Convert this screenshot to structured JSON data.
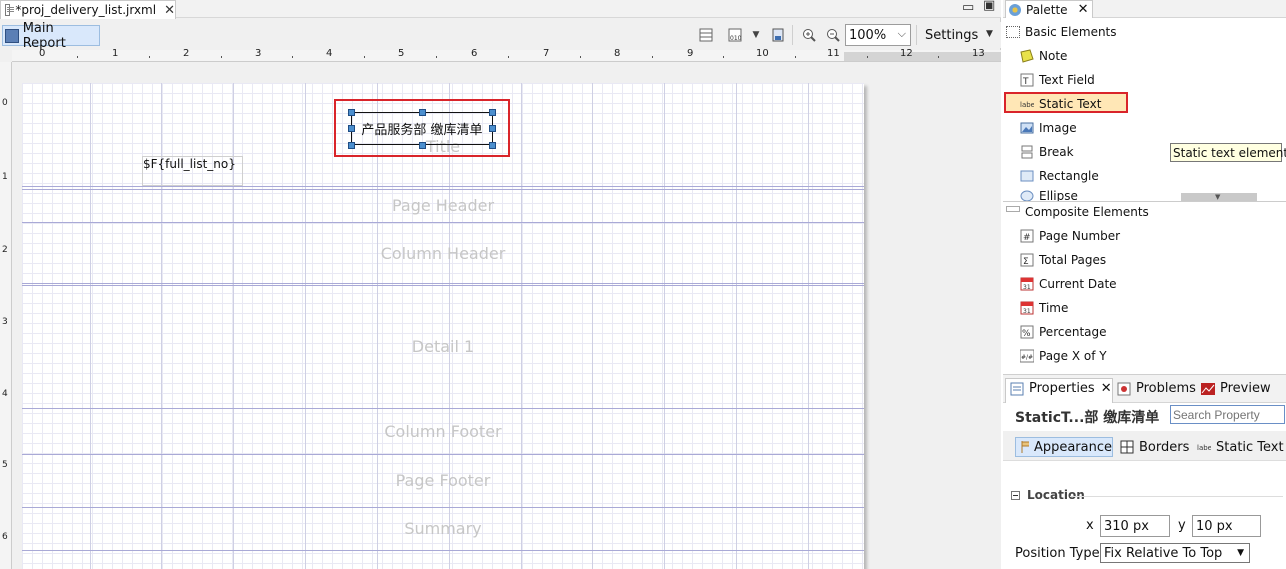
{
  "editor": {
    "tab_title": "*proj_delivery_list.jrxml",
    "main_report_label": "Main Report",
    "zoom_value": "100%",
    "settings_label": "Settings"
  },
  "ruler": {
    "h_labels": [
      "0",
      "1",
      "2",
      "3",
      "4",
      "5",
      "6",
      "7",
      "8",
      "9",
      "10",
      "11",
      "12",
      "13"
    ],
    "v_labels": [
      "0",
      "1",
      "2",
      "3",
      "4",
      "5",
      "6"
    ]
  },
  "report": {
    "static_text": "产品服务部  缴库清单",
    "field_expression": "$F{full_list_no}",
    "bands": [
      {
        "id": "title",
        "label": "Title"
      },
      {
        "id": "page-header",
        "label": "Page Header"
      },
      {
        "id": "column-header",
        "label": "Column Header"
      },
      {
        "id": "detail",
        "label": "Detail 1"
      },
      {
        "id": "column-footer",
        "label": "Column Footer"
      },
      {
        "id": "page-footer",
        "label": "Page Footer"
      },
      {
        "id": "summary",
        "label": "Summary"
      }
    ]
  },
  "palette": {
    "tab_title": "Palette",
    "basic_header": "Basic Elements",
    "basic_items": [
      "Note",
      "Text Field",
      "Static Text",
      "Image",
      "Break",
      "Rectangle",
      "Ellipse"
    ],
    "composite_header": "Composite Elements",
    "composite_items": [
      "Page Number",
      "Total Pages",
      "Current Date",
      "Time",
      "Percentage",
      "Page X of Y"
    ],
    "tooltip": "Static text element"
  },
  "properties": {
    "tabs": [
      "Properties",
      "Problems",
      "Preview"
    ],
    "title": "StaticT...部  缴库清单",
    "search_placeholder": "Search Property",
    "subtabs": [
      "Appearance",
      "Borders",
      "Static Text"
    ],
    "section_location": "Location",
    "x_label": "x",
    "x_value": "310 px",
    "y_label": "y",
    "y_value": "10 px",
    "position_type_label": "Position Type",
    "position_type_value": "Fix Relative To Top"
  },
  "colors": {
    "highlight_red": "#d9242a",
    "selection_blue": "#d9e8fb",
    "band_line": "#a9a9d6"
  }
}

**INSTRUCTION**
Repeat all of the entries word for word, but omit the pictures.

**WRITTEN SOLUTION**
Convert this screenshot to structured JSON data.
{
  "editor": {
    "tab_title": "*proj_delivery_list.jrxml",
    "main_report_label": "Main Report",
    "zoom_value": "100%",
    "settings_label": "Settings"
  },
  "ruler": {
    "h_labels": [
      "0",
      "1",
      "2",
      "3",
      "4",
      "5",
      "6",
      "7",
      "8",
      "9",
      "10",
      "11",
      "12",
      "13"
    ],
    "v_labels": [
      "0",
      "1",
      "2",
      "3",
      "4",
      "5",
      "6"
    ]
  },
  "report": {
    "static_text": "产品服务部  缴库清单",
    "field_expression": "$F{full_list_no}",
    "bands": [
      {
        "id": "title",
        "label": "Title"
      },
      {
        "id": "page-header",
        "label": "Page Header"
      },
      {
        "id": "column-header",
        "label": "Column Header"
      },
      {
        "id": "detail",
        "label": "Detail 1"
      },
      {
        "id": "column-footer",
        "label": "Column Footer"
      },
      {
        "id": "page-footer",
        "label": "Page Footer"
      },
      {
        "id": "summary",
        "label": "Summary"
      }
    ]
  },
  "palette": {
    "tab_title": "Palette",
    "basic_header": "Basic Elements",
    "basic_items": [
      "Note",
      "Text Field",
      "Static Text",
      "Image",
      "Break",
      "Rectangle",
      "Ellipse"
    ],
    "composite_header": "Composite Elements",
    "composite_items": [
      "Page Number",
      "Total Pages",
      "Current Date",
      "Time",
      "Percentage",
      "Page X of Y"
    ],
    "tooltip": "Static text element"
  },
  "properties": {
    "tabs": [
      "Properties",
      "Problems",
      "Preview"
    ],
    "title": "StaticT...部  缴库清单",
    "search_placeholder": "Search Property",
    "subtabs": [
      "Appearance",
      "Borders",
      "Static Text"
    ],
    "section_location": "Location",
    "x_label": "x",
    "x_value": "310 px",
    "y_label": "y",
    "y_value": "10 px",
    "position_type_label": "Position Type",
    "position_type_value": "Fix Relative To Top"
  },
  "colors": {
    "highlight_red": "#d9242a",
    "selection_blue": "#d9e8fb",
    "band_line": "#a9a9d6"
  }
}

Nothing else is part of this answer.